_Required work_.
a - In the pony fandom editorial, who posted an editorial two days earlier about Duo Cartoonist's intention to stop producing pony-related animations?
b - Reproduce the pony fandom editorial from "Check out the" up to and including "that creatives face.".

• Editoral: Pondering the Peak

    Won't be reviewing a comic today. Instead, I'd like to share my thoughts on a topic that's been popping up this week.

    Check out the full editorial after the break! 

    Two days ago, ABagOVicodin posted an editorial on Duo Cartoonist's intention to stop producing pony-related animations. Many of the points he brought up resonated with me. The idea that a creative should not feel imprisoned by one form of expression, or the acknowledgement that people will grow and transition though the audience might not follow. All of these are considerations that creatives face.

    Yet there were some words and phrases that stood out for me. Particularly this statement:
    The fandom has peaked. My Little Pony: Friendship is Magic has had a long run, and that run is continuing, since we have a whole new season up on the horizon... But we have hit the drop, and now we’re riding the rollercoaster as long as it will take us.

_Rows_.
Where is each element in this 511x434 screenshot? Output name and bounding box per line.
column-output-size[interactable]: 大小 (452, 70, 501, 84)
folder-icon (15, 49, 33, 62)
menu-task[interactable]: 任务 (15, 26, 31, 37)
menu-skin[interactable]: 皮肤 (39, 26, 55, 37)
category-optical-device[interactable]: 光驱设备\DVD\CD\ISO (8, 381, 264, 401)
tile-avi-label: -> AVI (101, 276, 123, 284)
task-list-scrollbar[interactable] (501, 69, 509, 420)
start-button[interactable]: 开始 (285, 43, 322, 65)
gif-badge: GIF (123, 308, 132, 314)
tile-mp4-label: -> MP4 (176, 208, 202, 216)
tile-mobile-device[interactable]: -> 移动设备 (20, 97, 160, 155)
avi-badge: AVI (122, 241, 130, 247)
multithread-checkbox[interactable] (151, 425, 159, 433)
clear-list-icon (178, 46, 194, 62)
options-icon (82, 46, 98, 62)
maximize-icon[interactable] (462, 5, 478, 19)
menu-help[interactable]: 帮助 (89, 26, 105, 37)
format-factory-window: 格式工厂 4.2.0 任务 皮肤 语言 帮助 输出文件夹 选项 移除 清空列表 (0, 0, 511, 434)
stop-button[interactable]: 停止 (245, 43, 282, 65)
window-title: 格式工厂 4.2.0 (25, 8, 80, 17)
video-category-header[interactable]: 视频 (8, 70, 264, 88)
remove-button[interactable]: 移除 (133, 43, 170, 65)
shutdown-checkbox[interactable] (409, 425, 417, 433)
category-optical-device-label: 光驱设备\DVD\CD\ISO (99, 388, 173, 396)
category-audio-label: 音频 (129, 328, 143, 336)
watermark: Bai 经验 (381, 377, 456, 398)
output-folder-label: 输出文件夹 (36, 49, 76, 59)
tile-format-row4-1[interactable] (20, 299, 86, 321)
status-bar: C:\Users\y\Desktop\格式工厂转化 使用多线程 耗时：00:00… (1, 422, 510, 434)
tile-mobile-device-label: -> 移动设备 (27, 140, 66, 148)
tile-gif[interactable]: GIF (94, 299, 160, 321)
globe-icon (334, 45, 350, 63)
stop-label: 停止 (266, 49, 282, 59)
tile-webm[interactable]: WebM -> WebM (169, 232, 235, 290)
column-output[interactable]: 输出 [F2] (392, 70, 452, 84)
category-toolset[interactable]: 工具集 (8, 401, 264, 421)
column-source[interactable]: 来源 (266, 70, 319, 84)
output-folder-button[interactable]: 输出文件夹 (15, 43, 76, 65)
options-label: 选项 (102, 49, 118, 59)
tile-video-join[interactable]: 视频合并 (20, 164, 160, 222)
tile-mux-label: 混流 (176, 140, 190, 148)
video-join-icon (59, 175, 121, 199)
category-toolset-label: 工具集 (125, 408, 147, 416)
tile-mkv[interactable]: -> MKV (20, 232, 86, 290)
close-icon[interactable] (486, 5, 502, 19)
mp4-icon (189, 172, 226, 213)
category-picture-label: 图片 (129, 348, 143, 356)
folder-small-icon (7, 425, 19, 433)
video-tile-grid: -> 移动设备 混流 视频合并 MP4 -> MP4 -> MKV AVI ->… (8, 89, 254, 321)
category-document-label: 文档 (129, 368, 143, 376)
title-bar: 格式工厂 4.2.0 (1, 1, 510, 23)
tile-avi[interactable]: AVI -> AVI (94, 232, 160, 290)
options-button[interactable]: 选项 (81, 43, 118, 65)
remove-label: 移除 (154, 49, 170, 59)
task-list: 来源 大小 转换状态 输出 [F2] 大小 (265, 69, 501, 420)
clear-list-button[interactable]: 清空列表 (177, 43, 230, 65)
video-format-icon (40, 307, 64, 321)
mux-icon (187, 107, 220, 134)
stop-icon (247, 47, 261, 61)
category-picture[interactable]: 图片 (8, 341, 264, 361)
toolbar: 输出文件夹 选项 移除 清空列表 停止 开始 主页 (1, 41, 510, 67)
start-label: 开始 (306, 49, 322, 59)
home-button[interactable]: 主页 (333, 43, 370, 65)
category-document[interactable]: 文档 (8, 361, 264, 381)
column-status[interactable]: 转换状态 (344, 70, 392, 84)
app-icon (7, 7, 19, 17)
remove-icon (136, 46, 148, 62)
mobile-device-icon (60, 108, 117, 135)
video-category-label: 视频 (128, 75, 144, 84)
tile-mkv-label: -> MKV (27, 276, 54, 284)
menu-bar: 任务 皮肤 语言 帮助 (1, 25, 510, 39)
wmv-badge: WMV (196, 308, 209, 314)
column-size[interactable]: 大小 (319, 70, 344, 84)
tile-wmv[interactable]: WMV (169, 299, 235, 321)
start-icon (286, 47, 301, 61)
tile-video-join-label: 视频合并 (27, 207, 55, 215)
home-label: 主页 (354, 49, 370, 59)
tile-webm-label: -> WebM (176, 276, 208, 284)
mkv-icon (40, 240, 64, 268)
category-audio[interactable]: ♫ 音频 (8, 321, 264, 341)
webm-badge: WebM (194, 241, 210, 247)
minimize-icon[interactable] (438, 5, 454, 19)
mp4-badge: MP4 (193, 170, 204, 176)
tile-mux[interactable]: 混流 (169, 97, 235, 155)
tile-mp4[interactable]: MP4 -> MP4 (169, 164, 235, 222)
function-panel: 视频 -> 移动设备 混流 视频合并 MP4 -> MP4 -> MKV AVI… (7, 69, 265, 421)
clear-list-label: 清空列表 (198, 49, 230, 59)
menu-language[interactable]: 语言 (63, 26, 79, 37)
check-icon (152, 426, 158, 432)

_Written answers_.
a - ABagOVicodin

b -
Check out the full editorial after the break! 

    Two days ago, ABagOVicodin posted an editorial on Duo Cartoonist's intention to stop producing pony-related animations. Many of the points he brought up resonated with me. The idea that a creative should not feel imprisoned by one form of expression, or the acknowledgement that people will grow and transition though the audience might not follow. All of these are considerations that creatives face.